• TASK OBJECTIVE: Wherever the word "العدسة" appears in a line, copy that line.

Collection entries
--- BEGIN ---
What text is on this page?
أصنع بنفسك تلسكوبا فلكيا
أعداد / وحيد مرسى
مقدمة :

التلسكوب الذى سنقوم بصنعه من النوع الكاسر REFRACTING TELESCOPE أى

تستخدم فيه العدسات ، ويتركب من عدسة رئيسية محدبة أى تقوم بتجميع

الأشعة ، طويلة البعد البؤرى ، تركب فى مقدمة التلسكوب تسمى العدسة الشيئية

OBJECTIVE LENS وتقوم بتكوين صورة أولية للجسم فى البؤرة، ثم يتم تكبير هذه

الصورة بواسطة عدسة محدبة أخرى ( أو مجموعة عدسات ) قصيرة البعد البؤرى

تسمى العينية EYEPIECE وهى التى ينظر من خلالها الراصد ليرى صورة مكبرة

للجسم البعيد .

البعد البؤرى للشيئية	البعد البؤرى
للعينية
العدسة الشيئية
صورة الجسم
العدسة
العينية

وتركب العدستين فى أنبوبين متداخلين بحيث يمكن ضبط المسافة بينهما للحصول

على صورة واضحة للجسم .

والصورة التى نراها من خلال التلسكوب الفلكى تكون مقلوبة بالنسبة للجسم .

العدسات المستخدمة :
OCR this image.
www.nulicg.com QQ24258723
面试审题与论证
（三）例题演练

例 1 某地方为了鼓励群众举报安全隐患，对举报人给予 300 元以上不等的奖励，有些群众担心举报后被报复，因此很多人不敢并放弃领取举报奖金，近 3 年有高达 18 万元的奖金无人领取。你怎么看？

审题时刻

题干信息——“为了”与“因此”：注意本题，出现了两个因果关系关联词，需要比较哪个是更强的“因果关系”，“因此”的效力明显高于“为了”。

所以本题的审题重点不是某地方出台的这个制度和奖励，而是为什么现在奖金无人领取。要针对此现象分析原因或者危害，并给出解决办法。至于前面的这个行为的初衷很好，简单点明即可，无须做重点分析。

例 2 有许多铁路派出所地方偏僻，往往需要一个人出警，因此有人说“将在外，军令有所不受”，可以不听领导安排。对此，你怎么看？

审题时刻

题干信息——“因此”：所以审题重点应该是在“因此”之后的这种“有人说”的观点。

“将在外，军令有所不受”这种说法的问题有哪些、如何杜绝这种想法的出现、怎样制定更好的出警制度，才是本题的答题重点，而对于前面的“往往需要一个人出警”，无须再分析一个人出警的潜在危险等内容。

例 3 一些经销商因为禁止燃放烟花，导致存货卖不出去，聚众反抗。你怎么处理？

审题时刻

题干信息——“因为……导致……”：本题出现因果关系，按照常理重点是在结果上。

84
--- END ---
--- BEGIN ---
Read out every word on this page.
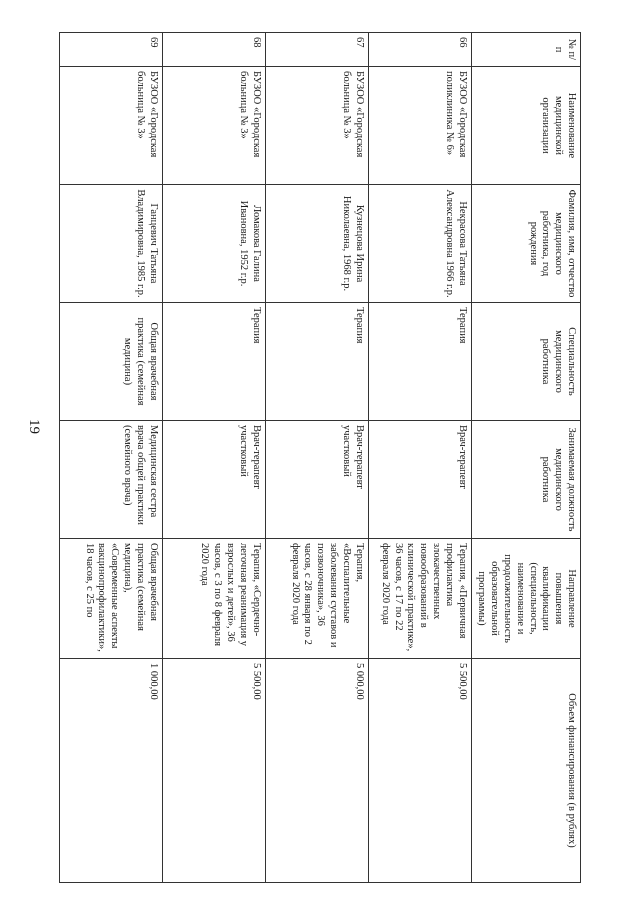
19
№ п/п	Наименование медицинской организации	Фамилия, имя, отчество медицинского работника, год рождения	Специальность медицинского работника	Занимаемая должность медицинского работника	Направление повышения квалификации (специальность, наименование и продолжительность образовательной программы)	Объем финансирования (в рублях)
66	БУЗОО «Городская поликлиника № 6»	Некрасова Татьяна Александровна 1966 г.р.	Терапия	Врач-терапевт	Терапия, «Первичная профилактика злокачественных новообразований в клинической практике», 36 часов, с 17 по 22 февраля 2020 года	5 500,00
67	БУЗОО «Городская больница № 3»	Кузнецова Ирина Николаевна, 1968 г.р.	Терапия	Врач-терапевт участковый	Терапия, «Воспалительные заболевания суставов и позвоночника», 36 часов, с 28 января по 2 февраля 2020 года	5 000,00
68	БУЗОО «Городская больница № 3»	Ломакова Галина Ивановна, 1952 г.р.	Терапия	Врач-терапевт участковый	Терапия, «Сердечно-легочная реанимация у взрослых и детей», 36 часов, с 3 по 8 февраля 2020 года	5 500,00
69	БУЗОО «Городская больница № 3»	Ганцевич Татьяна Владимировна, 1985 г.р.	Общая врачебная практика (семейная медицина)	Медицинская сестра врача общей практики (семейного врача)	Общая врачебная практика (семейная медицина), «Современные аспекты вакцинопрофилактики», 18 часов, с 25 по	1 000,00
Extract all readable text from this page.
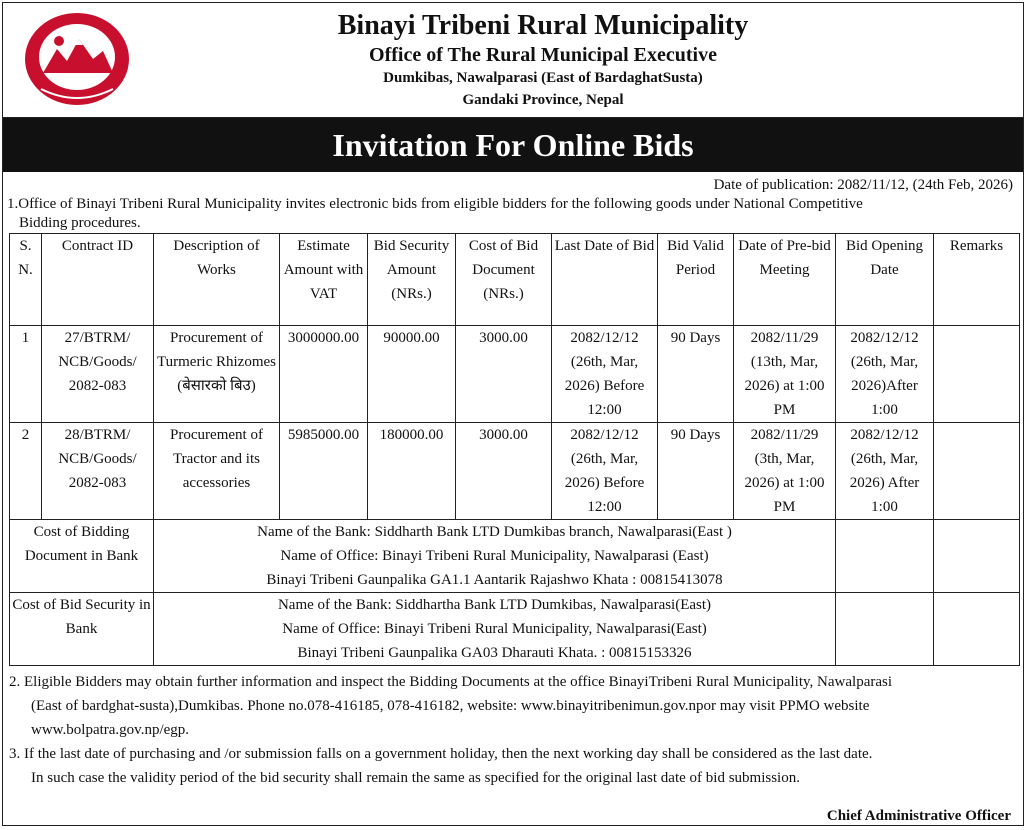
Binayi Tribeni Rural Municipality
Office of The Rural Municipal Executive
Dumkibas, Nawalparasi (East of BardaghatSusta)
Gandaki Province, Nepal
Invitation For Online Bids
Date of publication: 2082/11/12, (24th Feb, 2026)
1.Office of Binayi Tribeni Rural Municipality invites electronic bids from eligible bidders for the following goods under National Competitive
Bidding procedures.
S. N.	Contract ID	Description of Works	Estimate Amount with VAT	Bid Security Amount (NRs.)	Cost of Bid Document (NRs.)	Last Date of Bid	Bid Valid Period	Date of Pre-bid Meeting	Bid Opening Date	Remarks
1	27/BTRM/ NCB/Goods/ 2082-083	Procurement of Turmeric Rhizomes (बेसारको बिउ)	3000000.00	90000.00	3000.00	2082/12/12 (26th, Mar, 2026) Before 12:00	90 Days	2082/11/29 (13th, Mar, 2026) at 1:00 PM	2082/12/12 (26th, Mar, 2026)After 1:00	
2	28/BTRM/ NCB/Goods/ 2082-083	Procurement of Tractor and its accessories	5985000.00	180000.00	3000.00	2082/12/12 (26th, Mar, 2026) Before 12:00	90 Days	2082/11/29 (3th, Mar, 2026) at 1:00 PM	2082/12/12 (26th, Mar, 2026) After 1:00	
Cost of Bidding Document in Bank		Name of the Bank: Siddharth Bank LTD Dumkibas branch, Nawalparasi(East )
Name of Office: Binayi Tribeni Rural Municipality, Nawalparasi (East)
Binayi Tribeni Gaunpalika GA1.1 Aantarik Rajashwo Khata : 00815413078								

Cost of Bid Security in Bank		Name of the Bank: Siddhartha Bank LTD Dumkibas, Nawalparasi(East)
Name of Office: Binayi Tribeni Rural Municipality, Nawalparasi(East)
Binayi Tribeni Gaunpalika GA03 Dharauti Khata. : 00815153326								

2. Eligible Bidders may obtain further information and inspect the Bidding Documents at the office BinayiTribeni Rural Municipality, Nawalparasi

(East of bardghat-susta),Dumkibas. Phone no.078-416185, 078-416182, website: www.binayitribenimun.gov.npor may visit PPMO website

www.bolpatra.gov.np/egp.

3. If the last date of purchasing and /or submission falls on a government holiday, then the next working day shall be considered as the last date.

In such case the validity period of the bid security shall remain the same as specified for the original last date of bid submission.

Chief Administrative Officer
--- END ---
• THE COMPLETED TASK:
الأشعة ، طويلة البعد البؤرى ، تركب فى مقدمة التلسكوب تسمى العدسة الشيئية
العدسة الشيئية
العدسة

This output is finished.